## WRITTEN TASK
Wherever the string "Frequency" occurs in a line of these records, report that line.

===============

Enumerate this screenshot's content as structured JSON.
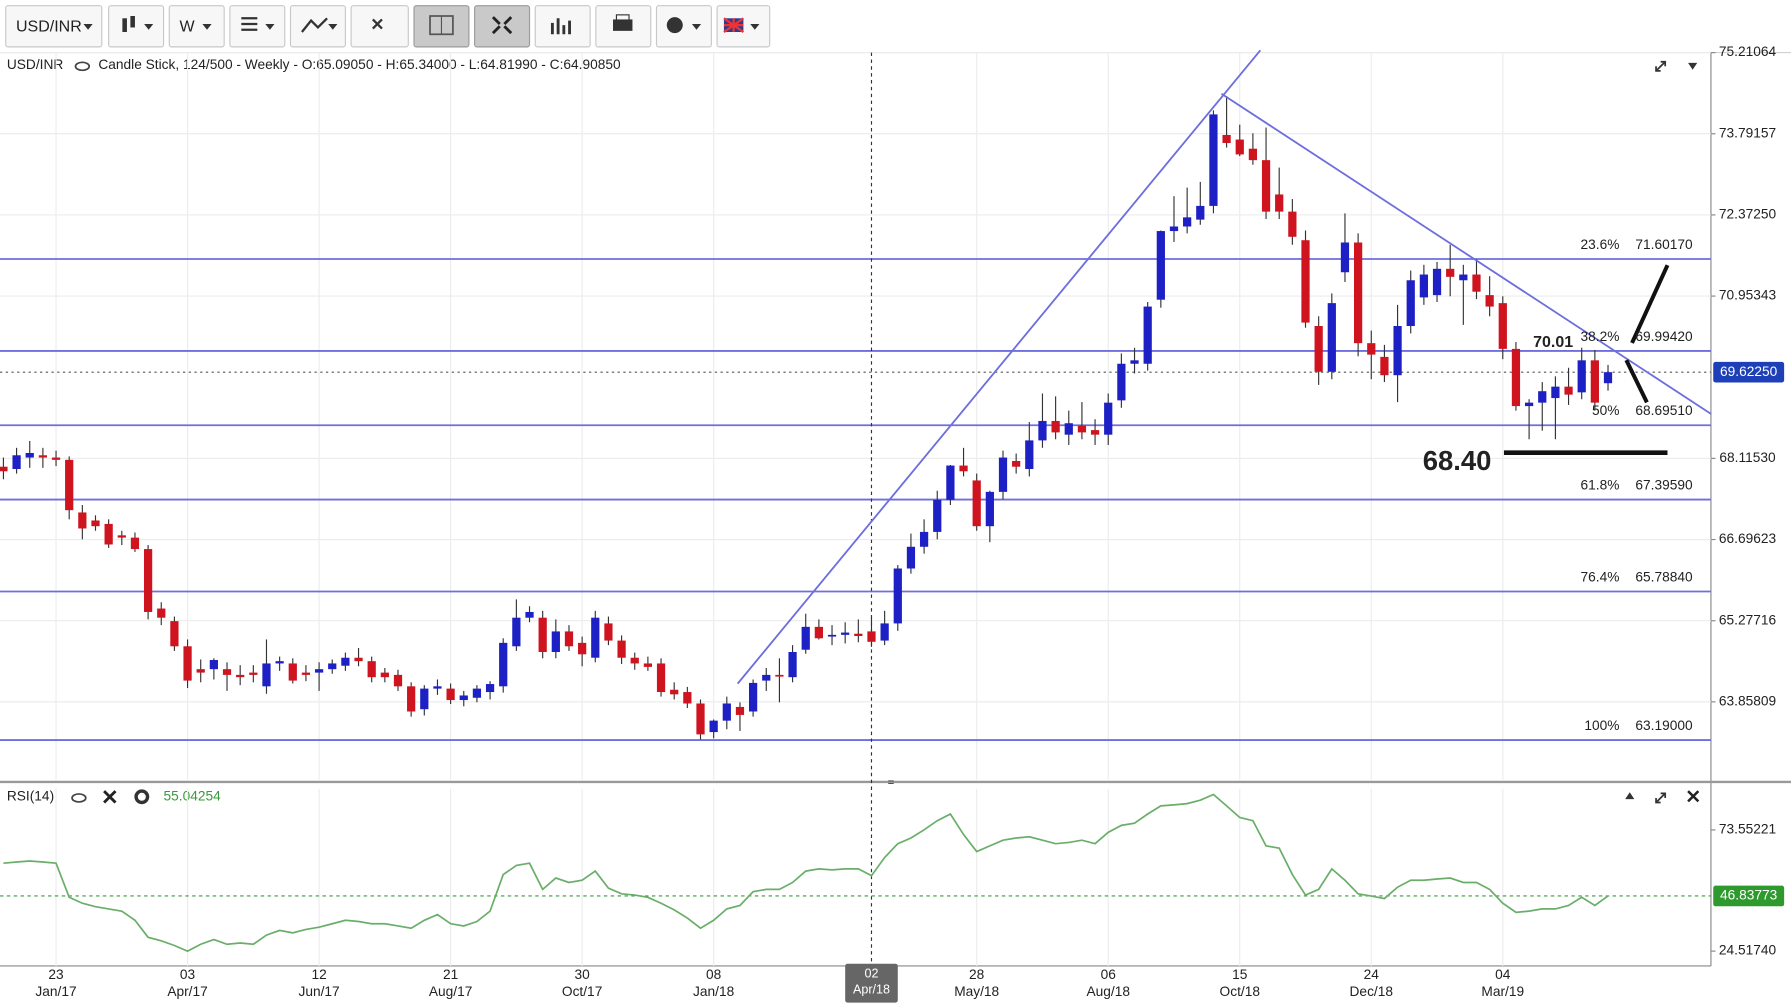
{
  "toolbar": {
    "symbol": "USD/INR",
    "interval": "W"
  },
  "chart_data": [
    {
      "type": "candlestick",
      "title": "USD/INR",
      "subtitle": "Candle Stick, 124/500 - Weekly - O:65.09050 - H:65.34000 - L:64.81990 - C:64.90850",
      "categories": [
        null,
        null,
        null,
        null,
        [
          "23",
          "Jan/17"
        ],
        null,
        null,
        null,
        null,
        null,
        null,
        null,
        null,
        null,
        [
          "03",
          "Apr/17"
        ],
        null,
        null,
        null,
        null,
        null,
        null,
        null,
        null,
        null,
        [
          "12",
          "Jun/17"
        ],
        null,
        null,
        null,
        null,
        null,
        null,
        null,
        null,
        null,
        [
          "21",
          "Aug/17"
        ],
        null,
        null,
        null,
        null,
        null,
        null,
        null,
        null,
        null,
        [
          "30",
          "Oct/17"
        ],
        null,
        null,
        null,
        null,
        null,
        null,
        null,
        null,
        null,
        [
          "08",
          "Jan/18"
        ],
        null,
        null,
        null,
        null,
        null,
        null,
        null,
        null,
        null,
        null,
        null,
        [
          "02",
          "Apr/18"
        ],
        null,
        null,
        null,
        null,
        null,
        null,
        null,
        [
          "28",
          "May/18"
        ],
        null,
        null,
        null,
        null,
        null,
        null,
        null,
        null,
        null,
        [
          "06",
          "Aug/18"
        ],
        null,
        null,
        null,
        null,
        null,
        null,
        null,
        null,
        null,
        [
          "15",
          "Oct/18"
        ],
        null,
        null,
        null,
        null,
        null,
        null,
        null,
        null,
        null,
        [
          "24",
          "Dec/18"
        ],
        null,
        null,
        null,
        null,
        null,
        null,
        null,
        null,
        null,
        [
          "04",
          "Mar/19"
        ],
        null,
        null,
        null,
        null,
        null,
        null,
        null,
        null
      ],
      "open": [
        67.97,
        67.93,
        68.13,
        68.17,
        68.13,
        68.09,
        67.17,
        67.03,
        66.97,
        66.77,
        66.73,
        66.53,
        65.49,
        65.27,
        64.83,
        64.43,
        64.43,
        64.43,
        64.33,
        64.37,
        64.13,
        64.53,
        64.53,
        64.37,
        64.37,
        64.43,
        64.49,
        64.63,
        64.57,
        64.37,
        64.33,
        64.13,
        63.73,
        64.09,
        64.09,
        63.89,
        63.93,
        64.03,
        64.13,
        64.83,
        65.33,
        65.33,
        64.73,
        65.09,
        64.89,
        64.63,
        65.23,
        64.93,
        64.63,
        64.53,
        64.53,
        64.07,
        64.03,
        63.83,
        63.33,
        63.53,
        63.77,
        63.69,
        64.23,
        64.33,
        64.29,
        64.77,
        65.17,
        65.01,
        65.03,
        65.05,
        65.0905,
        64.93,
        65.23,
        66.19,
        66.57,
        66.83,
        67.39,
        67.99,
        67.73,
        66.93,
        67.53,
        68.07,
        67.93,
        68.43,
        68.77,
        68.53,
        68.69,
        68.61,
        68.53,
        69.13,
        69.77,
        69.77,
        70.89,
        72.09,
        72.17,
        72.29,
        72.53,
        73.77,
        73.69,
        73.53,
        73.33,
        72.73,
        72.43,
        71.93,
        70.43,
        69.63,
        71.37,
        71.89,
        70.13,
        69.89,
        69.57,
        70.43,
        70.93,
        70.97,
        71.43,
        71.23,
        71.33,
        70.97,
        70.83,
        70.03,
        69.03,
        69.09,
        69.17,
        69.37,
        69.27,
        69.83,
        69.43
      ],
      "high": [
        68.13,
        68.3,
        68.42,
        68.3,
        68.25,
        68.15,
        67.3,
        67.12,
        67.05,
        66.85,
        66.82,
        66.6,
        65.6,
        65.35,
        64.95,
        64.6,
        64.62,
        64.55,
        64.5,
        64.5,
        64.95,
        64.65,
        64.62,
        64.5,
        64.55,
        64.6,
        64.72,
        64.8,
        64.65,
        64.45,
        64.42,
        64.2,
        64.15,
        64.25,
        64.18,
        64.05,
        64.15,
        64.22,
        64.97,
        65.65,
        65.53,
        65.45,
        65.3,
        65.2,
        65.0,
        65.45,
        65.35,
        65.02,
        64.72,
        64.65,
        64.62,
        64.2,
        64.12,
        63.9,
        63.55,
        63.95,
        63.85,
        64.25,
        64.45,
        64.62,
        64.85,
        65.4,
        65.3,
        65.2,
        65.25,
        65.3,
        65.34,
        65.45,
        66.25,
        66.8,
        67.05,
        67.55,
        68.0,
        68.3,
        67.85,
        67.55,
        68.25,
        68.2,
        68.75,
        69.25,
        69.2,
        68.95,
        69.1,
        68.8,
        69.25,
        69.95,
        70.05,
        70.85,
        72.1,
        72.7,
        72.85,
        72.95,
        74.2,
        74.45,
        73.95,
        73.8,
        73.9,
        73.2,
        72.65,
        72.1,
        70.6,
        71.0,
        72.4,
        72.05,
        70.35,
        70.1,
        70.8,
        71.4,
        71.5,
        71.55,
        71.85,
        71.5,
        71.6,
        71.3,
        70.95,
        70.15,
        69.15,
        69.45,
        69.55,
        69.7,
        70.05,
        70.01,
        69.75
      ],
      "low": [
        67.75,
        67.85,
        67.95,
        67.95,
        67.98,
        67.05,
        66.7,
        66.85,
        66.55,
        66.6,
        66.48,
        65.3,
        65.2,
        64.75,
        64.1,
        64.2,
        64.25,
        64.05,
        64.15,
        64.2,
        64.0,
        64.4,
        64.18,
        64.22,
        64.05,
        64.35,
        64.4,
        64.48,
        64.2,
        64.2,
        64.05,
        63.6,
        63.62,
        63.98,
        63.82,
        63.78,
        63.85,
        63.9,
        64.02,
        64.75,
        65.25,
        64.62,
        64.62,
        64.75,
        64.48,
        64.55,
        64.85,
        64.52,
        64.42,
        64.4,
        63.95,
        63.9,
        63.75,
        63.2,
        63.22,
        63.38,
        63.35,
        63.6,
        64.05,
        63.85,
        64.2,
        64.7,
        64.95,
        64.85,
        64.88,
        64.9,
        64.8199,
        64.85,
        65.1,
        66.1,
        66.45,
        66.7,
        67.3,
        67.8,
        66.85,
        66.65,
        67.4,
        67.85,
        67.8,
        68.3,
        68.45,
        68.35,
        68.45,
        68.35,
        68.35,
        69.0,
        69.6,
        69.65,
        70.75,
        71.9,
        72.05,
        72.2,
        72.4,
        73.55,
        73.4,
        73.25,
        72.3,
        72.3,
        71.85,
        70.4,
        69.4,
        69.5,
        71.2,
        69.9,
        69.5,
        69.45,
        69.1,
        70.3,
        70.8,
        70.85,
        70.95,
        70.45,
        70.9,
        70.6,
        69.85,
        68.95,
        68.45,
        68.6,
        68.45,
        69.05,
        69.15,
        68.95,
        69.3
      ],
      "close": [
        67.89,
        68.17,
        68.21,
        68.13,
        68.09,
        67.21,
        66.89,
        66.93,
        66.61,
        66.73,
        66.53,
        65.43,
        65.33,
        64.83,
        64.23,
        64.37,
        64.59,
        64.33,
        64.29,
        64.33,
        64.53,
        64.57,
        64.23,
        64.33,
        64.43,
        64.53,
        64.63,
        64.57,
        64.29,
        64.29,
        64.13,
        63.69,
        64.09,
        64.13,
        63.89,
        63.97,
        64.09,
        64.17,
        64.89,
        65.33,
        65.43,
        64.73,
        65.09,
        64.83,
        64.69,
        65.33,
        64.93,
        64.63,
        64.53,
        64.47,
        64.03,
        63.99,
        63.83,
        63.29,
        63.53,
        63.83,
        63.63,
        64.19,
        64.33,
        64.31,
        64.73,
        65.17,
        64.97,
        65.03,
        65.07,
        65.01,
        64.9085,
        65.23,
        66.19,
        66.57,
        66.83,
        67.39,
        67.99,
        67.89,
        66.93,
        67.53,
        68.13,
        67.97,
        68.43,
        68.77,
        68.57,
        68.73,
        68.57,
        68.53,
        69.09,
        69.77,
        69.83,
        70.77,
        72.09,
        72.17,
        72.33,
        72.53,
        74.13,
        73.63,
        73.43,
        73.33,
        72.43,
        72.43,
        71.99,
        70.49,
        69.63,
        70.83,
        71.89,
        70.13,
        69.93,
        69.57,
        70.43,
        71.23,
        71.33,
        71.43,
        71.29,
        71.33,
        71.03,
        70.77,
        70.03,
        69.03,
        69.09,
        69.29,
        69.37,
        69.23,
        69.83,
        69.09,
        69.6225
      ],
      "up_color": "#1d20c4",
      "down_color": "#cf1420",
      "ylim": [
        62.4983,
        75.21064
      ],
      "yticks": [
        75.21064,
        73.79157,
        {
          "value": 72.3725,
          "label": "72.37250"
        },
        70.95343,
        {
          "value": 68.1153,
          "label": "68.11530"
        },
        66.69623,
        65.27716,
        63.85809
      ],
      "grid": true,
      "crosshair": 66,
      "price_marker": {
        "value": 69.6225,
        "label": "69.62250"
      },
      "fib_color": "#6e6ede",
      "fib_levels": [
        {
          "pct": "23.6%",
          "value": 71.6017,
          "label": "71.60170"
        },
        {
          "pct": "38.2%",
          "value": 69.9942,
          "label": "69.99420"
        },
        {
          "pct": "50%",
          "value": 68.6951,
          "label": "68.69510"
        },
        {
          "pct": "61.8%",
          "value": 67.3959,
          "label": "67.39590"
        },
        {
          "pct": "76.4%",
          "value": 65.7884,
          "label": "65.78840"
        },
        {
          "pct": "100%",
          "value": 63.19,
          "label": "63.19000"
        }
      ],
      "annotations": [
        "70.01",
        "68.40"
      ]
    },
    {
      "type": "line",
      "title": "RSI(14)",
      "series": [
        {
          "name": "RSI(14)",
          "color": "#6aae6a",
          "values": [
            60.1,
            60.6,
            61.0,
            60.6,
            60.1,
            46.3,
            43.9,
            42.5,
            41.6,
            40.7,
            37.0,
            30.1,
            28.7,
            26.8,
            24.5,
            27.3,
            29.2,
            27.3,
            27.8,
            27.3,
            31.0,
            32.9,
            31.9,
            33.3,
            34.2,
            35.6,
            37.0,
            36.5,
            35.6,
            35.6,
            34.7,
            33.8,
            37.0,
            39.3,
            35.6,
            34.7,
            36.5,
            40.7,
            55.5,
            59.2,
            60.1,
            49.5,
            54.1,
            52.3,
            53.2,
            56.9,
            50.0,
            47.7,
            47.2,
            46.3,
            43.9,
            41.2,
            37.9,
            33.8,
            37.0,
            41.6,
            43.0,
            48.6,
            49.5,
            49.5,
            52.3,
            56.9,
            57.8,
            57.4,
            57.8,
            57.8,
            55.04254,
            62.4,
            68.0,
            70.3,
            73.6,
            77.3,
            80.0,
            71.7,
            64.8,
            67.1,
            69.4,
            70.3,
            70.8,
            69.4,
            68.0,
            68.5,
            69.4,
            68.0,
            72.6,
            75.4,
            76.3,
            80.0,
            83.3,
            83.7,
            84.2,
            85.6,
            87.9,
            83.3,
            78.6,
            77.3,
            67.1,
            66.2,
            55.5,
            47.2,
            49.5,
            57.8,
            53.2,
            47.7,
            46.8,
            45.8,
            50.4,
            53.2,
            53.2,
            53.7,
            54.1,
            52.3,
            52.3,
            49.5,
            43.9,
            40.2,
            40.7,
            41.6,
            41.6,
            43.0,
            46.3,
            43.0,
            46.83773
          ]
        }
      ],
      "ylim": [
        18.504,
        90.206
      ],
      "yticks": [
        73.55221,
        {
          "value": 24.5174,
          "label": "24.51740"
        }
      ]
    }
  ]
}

===============

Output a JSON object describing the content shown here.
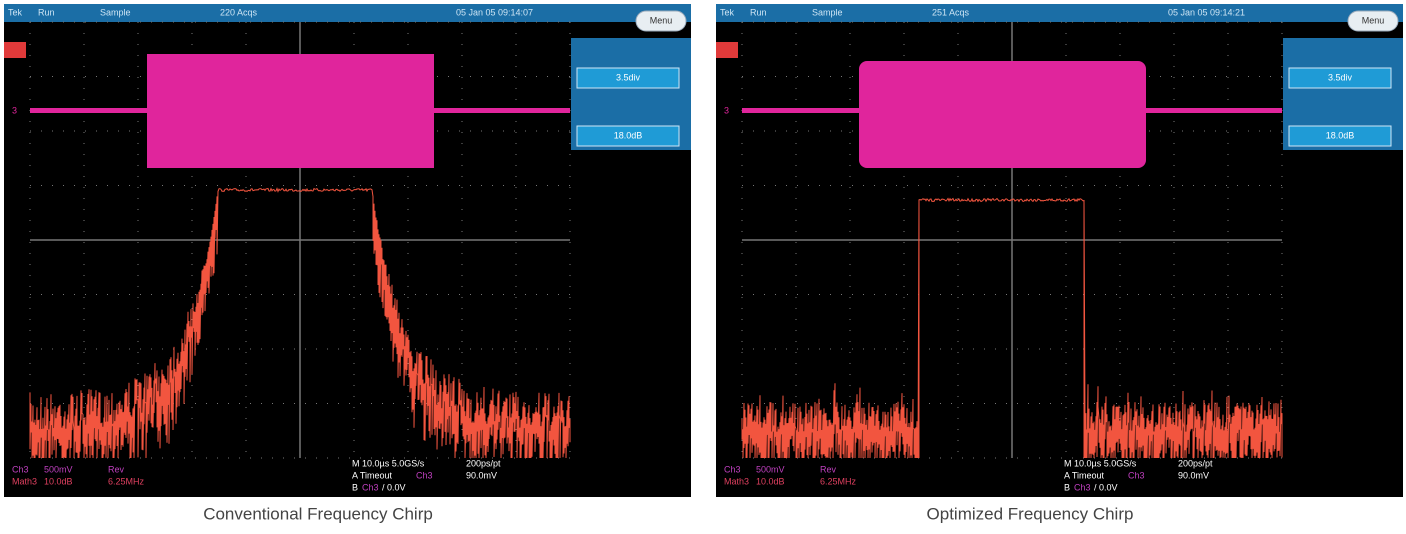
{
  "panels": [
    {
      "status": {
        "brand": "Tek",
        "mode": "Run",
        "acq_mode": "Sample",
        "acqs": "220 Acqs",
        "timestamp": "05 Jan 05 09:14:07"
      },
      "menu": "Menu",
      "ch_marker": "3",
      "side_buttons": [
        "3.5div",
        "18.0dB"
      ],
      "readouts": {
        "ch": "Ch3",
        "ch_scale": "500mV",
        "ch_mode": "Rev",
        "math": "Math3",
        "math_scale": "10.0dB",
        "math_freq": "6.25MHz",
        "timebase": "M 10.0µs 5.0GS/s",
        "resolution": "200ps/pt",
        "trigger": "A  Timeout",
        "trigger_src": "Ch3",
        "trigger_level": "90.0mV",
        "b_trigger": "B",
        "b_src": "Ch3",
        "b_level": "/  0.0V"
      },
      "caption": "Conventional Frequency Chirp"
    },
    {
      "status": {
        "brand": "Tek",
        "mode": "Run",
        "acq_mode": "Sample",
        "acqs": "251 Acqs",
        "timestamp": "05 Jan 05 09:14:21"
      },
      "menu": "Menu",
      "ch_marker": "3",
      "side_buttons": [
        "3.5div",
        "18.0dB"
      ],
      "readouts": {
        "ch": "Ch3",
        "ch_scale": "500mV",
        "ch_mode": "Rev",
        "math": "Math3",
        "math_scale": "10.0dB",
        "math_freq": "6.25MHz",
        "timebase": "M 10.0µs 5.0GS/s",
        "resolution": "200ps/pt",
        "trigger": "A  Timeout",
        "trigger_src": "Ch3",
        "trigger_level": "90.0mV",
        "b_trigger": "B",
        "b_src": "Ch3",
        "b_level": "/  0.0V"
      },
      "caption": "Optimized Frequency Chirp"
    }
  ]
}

===============

## SOLUTION BELOW
      "caption": "Conventional Frequency Chirp"
      "caption": "Optimized Frequency Chirp"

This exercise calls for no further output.